→ **THE PROBLEM**
Extract each line of the records below that contains the word "ValDiv".
>>>>
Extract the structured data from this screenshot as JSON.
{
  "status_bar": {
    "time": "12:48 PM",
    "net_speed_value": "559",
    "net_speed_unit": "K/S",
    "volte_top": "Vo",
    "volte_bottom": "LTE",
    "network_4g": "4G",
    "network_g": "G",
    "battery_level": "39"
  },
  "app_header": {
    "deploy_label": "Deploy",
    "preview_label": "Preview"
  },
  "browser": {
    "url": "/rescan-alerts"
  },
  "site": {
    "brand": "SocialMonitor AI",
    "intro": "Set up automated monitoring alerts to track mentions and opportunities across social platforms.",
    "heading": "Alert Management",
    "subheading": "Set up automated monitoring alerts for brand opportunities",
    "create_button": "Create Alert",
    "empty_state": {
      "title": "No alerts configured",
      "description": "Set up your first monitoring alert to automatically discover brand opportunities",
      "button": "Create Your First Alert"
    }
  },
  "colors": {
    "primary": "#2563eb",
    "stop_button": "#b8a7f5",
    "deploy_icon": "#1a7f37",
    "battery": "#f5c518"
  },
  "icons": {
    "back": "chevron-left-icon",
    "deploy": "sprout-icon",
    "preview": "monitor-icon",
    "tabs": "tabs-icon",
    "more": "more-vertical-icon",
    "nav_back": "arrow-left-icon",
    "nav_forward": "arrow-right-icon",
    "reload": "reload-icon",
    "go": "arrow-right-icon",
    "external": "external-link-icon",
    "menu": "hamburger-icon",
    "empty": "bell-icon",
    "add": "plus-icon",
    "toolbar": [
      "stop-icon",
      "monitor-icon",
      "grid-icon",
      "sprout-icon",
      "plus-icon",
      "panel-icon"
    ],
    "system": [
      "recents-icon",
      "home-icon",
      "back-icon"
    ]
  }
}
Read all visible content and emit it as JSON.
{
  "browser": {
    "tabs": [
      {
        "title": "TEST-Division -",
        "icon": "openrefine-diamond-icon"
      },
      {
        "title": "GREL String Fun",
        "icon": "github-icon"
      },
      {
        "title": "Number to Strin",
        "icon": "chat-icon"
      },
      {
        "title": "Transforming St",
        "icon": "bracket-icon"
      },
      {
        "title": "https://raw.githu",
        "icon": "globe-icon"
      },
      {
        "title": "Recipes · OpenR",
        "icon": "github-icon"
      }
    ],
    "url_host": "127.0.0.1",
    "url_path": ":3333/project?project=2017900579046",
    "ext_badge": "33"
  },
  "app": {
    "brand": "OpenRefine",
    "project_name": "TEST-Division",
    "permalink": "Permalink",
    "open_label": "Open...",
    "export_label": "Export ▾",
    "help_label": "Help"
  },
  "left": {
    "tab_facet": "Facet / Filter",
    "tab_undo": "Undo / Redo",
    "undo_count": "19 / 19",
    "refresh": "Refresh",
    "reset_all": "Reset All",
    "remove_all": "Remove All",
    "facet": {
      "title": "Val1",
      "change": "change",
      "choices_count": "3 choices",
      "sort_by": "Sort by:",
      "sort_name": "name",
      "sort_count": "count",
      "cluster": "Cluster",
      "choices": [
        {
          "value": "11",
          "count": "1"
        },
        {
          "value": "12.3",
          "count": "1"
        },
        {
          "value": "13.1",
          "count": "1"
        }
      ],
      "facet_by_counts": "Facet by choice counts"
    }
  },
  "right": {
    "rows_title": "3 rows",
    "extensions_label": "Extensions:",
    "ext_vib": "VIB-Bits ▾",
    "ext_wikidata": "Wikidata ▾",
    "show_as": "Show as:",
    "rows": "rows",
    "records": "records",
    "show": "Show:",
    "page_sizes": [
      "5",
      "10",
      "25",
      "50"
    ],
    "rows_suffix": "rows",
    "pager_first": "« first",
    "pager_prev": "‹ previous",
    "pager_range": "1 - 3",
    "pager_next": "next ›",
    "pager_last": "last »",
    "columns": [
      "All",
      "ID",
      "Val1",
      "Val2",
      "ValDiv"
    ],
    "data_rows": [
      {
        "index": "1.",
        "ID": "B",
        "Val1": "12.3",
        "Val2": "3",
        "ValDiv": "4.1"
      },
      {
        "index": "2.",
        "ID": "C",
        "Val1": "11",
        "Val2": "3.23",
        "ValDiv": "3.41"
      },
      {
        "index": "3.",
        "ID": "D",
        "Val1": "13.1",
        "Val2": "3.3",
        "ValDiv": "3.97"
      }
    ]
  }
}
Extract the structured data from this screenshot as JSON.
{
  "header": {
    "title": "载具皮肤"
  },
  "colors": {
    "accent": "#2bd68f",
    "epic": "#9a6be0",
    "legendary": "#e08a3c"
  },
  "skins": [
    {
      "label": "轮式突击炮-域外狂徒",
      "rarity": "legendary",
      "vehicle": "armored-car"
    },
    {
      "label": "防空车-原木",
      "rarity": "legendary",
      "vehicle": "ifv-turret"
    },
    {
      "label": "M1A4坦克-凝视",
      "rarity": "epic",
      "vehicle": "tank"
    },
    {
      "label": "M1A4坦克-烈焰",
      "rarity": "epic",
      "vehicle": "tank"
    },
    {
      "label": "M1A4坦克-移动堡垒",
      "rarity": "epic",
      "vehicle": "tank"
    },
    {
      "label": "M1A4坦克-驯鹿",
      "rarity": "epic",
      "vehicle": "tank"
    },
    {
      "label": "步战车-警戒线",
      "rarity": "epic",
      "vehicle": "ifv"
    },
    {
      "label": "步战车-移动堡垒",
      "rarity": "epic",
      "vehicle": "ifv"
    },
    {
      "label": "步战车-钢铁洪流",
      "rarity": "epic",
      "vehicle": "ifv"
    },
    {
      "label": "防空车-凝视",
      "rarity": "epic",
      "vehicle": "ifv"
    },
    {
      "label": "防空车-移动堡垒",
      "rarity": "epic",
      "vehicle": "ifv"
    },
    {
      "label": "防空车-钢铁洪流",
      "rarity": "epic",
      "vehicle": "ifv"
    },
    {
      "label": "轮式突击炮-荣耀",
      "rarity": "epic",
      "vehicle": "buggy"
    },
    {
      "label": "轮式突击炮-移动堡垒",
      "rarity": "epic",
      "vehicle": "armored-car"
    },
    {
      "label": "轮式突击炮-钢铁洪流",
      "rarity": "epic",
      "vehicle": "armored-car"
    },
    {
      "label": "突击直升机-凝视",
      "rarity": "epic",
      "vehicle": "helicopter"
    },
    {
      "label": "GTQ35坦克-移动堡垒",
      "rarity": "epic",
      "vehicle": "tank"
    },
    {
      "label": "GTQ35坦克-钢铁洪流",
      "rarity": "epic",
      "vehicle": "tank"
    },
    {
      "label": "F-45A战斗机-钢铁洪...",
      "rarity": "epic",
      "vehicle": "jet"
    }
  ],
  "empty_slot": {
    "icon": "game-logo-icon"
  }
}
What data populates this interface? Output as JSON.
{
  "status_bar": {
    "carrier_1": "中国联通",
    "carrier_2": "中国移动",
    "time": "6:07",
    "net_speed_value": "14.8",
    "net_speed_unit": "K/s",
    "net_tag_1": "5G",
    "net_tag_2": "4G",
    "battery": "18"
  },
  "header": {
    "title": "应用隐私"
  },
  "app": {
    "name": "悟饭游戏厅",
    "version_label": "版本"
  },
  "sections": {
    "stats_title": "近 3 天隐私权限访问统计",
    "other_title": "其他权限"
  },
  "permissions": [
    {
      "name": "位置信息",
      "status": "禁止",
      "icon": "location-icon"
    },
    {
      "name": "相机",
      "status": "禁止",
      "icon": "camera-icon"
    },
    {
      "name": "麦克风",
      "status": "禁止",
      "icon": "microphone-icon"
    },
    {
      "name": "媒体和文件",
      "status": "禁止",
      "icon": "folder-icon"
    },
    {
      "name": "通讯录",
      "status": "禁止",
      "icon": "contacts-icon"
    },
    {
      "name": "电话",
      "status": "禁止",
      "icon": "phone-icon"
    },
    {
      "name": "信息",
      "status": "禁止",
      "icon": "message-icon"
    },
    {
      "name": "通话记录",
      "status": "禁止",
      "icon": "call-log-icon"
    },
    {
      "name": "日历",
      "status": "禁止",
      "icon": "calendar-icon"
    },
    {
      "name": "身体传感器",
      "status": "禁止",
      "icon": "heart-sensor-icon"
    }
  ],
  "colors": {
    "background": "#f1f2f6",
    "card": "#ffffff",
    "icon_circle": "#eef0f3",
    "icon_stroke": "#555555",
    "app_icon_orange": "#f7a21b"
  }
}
<<<<
→ **FULL OUTPUT**
      "ValDiv"
        "ValDiv": "4.1"
        "ValDiv": "3.41"
        "ValDiv": "3.97"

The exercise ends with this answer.